EXERCISE AIM |
Please retype the data in full and exactly; the pictures are not part of the copy.

[Recorded data]
+ + + +
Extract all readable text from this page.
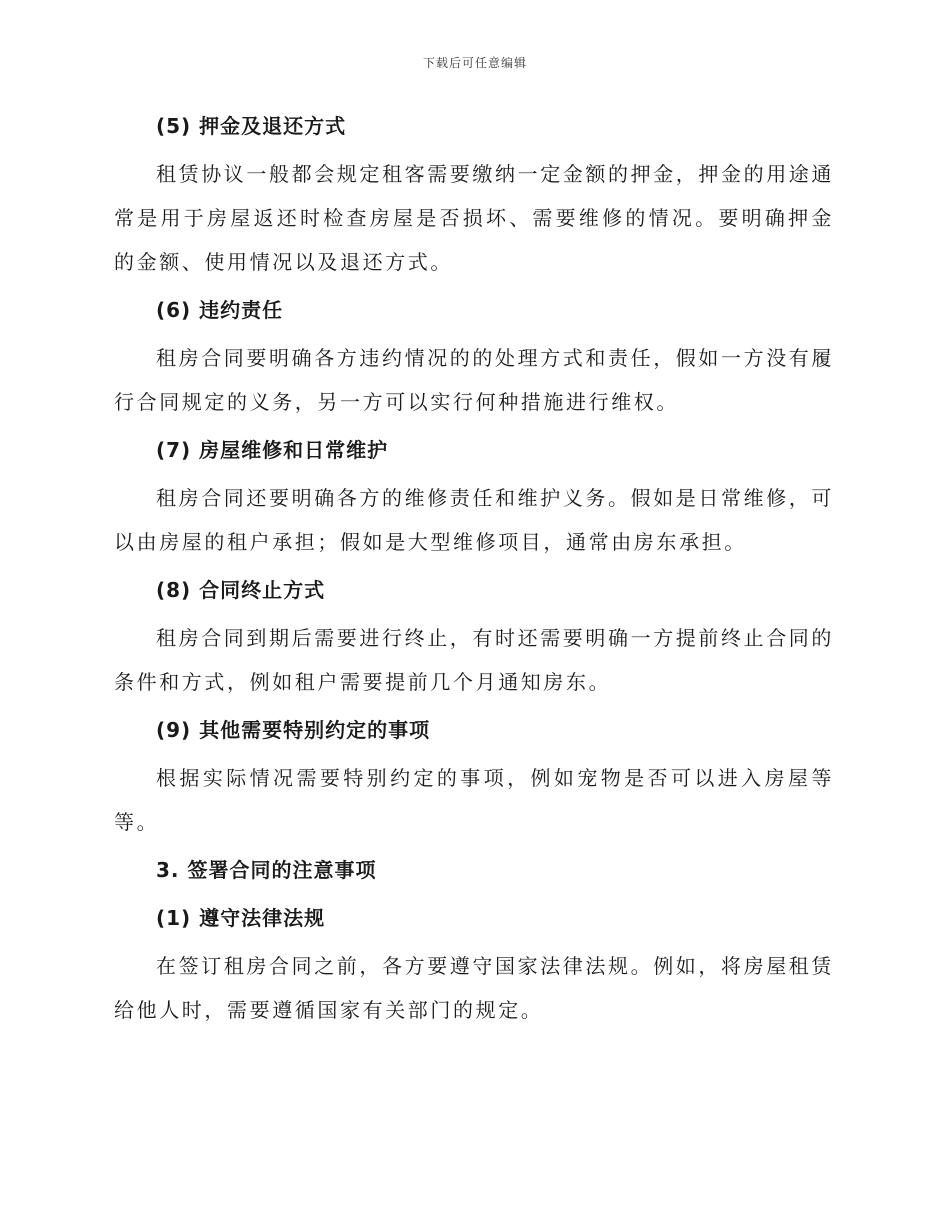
下载后可任意编辑

(5) 押金及退还方式

租赁协议一般都会规定租客需要缴纳一定金额的押金，押金的用途通常是用于房屋返还时检查房屋是否损坏、需要维修的情况。要明确押金的金额、使用情况以及退还方式。

(6) 违约责任

租房合同要明确各方违约情况的的处理方式和责任，假如一方没有履行合同规定的义务，另一方可以实行何种措施进行维权。

(7) 房屋维修和日常维护

租房合同还要明确各方的维修责任和维护义务。假如是日常维修，可以由房屋的租户承担；假如是大型维修项目，通常由房东承担。

(8) 合同终止方式

租房合同到期后需要进行终止，有时还需要明确一方提前终止合同的条件和方式，例如租户需要提前几个月通知房东。

(9) 其他需要特别约定的事项

根据实际情况需要特别约定的事项，例如宠物是否可以进入房屋等等。

3. 签署合同的注意事项

(1) 遵守法律法规

在签订租房合同之前，各方要遵守国家法律法规。例如，将房屋租赁给他人时，需要遵循国家有关部门的规定。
+ + + +
TASK ANSWER |
Extract all readable text from this page.
下载后可任意编辑

(5) 押金及退还方式

租赁协议一般都会规定租客需要缴纳一定金额的押金，押金的用途通常是用于房屋返还时检查房屋是否损坏、需要维修的情况。要明确押金的金额、使用情况以及退还方式。

(6) 违约责任

租房合同要明确各方违约情况的的处理方式和责任，假如一方没有履行合同规定的义务，另一方可以实行何种措施进行维权。

(7) 房屋维修和日常维护

租房合同还要明确各方的维修责任和维护义务。假如是日常维修，可以由房屋的租户承担；假如是大型维修项目，通常由房东承担。

(8) 合同终止方式

租房合同到期后需要进行终止，有时还需要明确一方提前终止合同的条件和方式，例如租户需要提前几个月通知房东。

(9) 其他需要特别约定的事项

根据实际情况需要特别约定的事项，例如宠物是否可以进入房屋等等。

3. 签署合同的注意事项

(1) 遵守法律法规

在签订租房合同之前，各方要遵守国家法律法规。例如，将房屋租赁给他人时，需要遵循国家有关部门的规定。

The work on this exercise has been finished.